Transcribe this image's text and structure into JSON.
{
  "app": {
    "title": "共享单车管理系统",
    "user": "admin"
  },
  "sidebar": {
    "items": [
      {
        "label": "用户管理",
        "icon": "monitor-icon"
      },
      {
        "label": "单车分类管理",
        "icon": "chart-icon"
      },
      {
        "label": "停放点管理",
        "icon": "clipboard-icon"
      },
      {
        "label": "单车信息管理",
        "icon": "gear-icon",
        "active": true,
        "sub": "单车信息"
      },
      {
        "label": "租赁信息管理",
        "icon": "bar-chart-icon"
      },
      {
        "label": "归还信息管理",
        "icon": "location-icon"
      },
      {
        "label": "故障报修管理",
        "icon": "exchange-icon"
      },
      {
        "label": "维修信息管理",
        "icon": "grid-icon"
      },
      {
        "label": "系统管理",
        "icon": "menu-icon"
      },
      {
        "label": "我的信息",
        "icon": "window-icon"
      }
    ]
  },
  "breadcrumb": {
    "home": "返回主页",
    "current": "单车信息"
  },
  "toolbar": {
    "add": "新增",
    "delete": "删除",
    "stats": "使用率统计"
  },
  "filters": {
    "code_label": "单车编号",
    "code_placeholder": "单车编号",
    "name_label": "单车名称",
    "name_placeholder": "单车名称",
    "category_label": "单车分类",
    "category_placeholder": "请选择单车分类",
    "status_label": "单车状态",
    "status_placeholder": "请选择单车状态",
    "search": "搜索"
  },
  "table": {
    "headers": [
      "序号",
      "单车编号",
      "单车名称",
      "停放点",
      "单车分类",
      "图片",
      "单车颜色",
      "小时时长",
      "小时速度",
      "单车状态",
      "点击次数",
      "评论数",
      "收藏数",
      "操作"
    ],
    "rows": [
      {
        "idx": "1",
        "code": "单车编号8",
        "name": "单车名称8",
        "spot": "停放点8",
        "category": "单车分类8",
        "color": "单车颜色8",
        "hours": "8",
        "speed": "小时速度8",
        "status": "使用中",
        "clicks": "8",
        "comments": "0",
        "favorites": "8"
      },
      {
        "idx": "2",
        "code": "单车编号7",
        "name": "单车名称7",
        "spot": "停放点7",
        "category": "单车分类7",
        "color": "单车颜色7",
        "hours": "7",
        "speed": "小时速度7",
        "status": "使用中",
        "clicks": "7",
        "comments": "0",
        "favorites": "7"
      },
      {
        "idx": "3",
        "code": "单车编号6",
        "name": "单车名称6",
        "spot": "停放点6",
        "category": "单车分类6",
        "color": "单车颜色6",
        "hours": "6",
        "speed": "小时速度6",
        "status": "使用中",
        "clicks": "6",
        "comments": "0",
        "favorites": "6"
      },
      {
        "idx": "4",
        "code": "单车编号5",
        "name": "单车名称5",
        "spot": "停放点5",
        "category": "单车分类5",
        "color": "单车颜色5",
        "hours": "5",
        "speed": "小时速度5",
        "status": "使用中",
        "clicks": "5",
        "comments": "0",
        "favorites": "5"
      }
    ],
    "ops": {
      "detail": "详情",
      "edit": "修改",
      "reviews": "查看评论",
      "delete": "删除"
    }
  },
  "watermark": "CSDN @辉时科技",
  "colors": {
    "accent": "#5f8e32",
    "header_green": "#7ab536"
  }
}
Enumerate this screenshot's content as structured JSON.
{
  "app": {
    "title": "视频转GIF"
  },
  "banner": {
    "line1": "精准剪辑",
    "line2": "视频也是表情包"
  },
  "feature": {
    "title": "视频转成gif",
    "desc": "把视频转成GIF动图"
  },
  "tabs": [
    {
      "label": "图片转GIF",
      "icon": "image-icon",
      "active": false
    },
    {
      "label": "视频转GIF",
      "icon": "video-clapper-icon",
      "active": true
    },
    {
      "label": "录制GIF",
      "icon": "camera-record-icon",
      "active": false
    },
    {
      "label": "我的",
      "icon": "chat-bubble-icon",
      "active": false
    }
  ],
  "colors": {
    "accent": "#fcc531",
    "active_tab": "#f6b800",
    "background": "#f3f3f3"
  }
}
******
TASK: Exactly reproduce the material above.

RESULT OF THE EXERCISE:
Transcribe this image's text and structure into JSON.
{
  "app": {
    "title": "共享单车管理系统",
    "user": "admin"
  },
  "sidebar": {
    "items": [
      {
        "label": "用户管理",
        "icon": "monitor-icon"
      },
      {
        "label": "单车分类管理",
        "icon": "chart-icon"
      },
      {
        "label": "停放点管理",
        "icon": "clipboard-icon"
      },
      {
        "label": "单车信息管理",
        "icon": "gear-icon",
        "active": true,
        "sub": "单车信息"
      },
      {
        "label": "租赁信息管理",
        "icon": "bar-chart-icon"
      },
      {
        "label": "归还信息管理",
        "icon": "location-icon"
      },
      {
        "label": "故障报修管理",
        "icon": "exchange-icon"
      },
      {
        "label": "维修信息管理",
        "icon": "grid-icon"
      },
      {
        "label": "系统管理",
        "icon": "menu-icon"
      },
      {
        "label": "我的信息",
        "icon": "window-icon"
      }
    ]
  },
  "breadcrumb": {
    "home": "返回主页",
    "current": "单车信息"
  },
  "toolbar": {
    "add": "新增",
    "delete": "删除",
    "stats": "使用率统计"
  },
  "filters": {
    "code_label": "单车编号",
    "code_placeholder": "单车编号",
    "name_label": "单车名称",
    "name_placeholder": "单车名称",
    "category_label": "单车分类",
    "category_placeholder": "请选择单车分类",
    "status_label": "单车状态",
    "status_placeholder": "请选择单车状态",
    "search": "搜索"
  },
  "table": {
    "headers": [
      "序号",
      "单车编号",
      "单车名称",
      "停放点",
      "单车分类",
      "图片",
      "单车颜色",
      "小时时长",
      "小时速度",
      "单车状态",
      "点击次数",
      "评论数",
      "收藏数",
      "操作"
    ],
    "rows": [
      {
        "idx": "1",
        "code": "单车编号8",
        "name": "单车名称8",
        "spot": "停放点8",
        "category": "单车分类8",
        "color": "单车颜色8",
        "hours": "8",
        "speed": "小时速度8",
        "status": "使用中",
        "clicks": "8",
        "comments": "0",
        "favorites": "8"
      },
      {
        "idx": "2",
        "code": "单车编号7",
        "name": "单车名称7",
        "spot": "停放点7",
        "category": "单车分类7",
        "color": "单车颜色7",
        "hours": "7",
        "speed": "小时速度7",
        "status": "使用中",
        "clicks": "7",
        "comments": "0",
        "favorites": "7"
      },
      {
        "idx": "3",
        "code": "单车编号6",
        "name": "单车名称6",
        "spot": "停放点6",
        "category": "单车分类6",
        "color": "单车颜色6",
        "hours": "6",
        "speed": "小时速度6",
        "status": "使用中",
        "clicks": "6",
        "comments": "0",
        "favorites": "6"
      },
      {
        "idx": "4",
        "code": "单车编号5",
        "name": "单车名称5",
        "spot": "停放点5",
        "category": "单车分类5",
        "color": "单车颜色5",
        "hours": "5",
        "speed": "小时速度5",
        "status": "使用中",
        "clicks": "5",
        "comments": "0",
        "favorites": "5"
      }
    ],
    "ops": {
      "detail": "详情",
      "edit": "修改",
      "reviews": "查看评论",
      "delete": "删除"
    }
  },
  "watermark": "CSDN @辉时科技",
  "colors": {
    "accent": "#5f8e32",
    "header_green": "#7ab536"
  }
}
Enumerate this screenshot's content as structured JSON.
{
  "app": {
    "title": "视频转GIF"
  },
  "banner": {
    "line1": "精准剪辑",
    "line2": "视频也是表情包"
  },
  "feature": {
    "title": "视频转成gif",
    "desc": "把视频转成GIF动图"
  },
  "tabs": [
    {
      "label": "图片转GIF",
      "icon": "image-icon",
      "active": false
    },
    {
      "label": "视频转GIF",
      "icon": "video-clapper-icon",
      "active": true
    },
    {
      "label": "录制GIF",
      "icon": "camera-record-icon",
      "active": false
    },
    {
      "label": "我的",
      "icon": "chat-bubble-icon",
      "active": false
    }
  ],
  "colors": {
    "accent": "#fcc531",
    "active_tab": "#f6b800",
    "background": "#f3f3f3"
  }
}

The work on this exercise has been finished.